> _Work to be completed_
Scan the material below for the string "Точность", and copy every line where it shows up.

==*==

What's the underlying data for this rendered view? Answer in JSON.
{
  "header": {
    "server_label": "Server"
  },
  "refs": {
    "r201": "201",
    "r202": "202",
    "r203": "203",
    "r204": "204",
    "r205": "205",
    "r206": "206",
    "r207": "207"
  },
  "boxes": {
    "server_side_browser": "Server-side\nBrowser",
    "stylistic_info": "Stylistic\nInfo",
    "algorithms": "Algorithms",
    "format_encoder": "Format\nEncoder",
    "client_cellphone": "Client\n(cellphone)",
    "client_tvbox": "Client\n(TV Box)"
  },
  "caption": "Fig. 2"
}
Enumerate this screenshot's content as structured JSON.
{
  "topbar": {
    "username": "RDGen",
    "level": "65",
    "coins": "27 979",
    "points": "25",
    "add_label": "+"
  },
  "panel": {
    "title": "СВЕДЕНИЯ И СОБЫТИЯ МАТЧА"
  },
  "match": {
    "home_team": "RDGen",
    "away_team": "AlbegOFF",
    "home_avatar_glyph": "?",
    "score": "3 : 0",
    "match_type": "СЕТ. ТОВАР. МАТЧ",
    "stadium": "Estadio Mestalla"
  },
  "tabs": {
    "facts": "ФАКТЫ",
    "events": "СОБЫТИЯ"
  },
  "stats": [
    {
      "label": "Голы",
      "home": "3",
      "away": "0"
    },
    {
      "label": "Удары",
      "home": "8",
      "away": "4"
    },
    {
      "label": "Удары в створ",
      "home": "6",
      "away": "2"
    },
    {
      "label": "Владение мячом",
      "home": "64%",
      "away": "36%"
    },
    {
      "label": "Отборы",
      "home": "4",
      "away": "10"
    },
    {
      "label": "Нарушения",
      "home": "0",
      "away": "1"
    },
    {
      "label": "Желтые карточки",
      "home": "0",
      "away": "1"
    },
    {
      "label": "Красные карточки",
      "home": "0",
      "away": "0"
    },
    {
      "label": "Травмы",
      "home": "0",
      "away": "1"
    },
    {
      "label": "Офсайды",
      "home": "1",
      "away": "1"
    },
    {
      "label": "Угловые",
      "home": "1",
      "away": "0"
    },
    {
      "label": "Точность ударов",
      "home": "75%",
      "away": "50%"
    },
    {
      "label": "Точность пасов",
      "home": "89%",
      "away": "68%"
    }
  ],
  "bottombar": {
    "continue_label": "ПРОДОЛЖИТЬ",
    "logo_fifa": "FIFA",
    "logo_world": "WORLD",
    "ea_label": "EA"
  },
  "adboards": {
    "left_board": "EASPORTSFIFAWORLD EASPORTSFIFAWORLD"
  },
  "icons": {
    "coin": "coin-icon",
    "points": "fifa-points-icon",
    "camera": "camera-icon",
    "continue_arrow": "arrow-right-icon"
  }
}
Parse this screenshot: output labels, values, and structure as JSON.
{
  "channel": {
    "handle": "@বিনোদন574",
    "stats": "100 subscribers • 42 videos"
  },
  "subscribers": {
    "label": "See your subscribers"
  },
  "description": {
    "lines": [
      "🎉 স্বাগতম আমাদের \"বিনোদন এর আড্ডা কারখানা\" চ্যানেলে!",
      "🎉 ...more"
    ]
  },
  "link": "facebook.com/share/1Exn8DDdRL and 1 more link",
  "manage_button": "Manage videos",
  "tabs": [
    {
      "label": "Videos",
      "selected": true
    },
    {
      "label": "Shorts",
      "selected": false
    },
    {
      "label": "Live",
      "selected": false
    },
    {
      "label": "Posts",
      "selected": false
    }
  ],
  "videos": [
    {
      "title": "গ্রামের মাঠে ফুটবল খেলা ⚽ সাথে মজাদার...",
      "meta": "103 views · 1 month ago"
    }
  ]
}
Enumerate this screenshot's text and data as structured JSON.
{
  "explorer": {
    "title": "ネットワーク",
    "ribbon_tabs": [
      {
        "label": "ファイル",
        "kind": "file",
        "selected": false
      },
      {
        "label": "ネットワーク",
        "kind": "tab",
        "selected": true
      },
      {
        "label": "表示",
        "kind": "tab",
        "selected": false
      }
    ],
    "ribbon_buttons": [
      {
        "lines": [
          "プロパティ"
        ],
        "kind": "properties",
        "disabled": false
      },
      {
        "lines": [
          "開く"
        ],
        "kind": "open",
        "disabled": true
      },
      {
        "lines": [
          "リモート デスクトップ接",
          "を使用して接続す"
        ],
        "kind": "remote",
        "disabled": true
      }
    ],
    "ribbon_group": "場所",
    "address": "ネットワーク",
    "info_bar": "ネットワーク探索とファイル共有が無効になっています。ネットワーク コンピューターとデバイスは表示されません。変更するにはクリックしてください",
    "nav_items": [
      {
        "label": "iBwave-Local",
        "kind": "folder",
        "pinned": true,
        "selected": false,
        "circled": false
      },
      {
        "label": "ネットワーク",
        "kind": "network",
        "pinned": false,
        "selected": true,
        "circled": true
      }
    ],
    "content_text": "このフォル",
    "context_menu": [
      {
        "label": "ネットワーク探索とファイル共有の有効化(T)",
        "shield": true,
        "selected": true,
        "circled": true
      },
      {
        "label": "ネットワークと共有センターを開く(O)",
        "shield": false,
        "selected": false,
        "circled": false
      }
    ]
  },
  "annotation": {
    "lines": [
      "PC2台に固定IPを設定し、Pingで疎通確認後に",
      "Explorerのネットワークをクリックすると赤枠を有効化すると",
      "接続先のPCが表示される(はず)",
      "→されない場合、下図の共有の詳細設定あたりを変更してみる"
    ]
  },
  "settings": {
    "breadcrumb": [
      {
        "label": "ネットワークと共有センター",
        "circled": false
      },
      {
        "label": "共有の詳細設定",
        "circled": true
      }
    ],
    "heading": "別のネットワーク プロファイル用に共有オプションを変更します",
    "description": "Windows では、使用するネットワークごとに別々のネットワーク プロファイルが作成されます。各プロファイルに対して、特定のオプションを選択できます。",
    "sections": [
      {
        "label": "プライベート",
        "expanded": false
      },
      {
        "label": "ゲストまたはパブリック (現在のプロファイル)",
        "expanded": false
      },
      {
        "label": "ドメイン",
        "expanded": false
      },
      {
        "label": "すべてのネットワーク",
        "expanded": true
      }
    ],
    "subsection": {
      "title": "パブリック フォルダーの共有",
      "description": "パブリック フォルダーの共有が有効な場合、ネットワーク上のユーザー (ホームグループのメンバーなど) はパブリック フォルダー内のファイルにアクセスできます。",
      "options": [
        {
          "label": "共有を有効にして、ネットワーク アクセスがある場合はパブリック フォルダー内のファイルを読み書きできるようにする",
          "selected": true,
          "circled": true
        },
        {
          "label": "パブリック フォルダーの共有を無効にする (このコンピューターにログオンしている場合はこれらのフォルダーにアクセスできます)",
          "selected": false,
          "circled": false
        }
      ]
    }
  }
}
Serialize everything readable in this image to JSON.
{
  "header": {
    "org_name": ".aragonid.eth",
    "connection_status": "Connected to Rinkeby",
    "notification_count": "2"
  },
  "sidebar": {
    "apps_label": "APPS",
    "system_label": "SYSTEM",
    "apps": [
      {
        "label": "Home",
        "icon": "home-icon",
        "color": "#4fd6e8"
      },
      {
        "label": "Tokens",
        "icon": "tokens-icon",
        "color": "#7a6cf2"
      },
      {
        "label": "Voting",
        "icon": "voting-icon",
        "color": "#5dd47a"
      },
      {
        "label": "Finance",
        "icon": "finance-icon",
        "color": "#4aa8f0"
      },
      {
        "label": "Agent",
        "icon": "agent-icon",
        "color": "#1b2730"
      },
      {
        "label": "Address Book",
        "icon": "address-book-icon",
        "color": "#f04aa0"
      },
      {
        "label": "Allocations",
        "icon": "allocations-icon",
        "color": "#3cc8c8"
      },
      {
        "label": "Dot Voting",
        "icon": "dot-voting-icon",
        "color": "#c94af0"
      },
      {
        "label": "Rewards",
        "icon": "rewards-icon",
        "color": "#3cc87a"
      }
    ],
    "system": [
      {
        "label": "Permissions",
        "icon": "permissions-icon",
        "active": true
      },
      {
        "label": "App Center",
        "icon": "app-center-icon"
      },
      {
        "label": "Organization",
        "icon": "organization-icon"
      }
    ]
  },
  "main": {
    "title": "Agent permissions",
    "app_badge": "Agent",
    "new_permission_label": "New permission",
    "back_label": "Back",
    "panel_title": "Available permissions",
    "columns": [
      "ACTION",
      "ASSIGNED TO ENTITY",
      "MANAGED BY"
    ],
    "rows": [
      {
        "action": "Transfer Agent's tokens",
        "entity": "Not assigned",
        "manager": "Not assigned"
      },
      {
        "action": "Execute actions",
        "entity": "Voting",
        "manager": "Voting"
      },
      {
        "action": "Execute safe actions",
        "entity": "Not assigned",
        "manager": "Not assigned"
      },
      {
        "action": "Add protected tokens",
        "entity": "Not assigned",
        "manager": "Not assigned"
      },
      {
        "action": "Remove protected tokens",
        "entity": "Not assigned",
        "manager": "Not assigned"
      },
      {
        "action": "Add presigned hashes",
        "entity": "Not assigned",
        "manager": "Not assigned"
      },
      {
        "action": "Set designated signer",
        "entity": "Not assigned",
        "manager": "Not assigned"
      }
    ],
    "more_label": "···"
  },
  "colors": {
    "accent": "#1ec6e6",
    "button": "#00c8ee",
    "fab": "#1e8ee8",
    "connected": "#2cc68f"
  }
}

==*==

> _Result below_
      "label": "Точность ударов",
      "label": "Точность пасов",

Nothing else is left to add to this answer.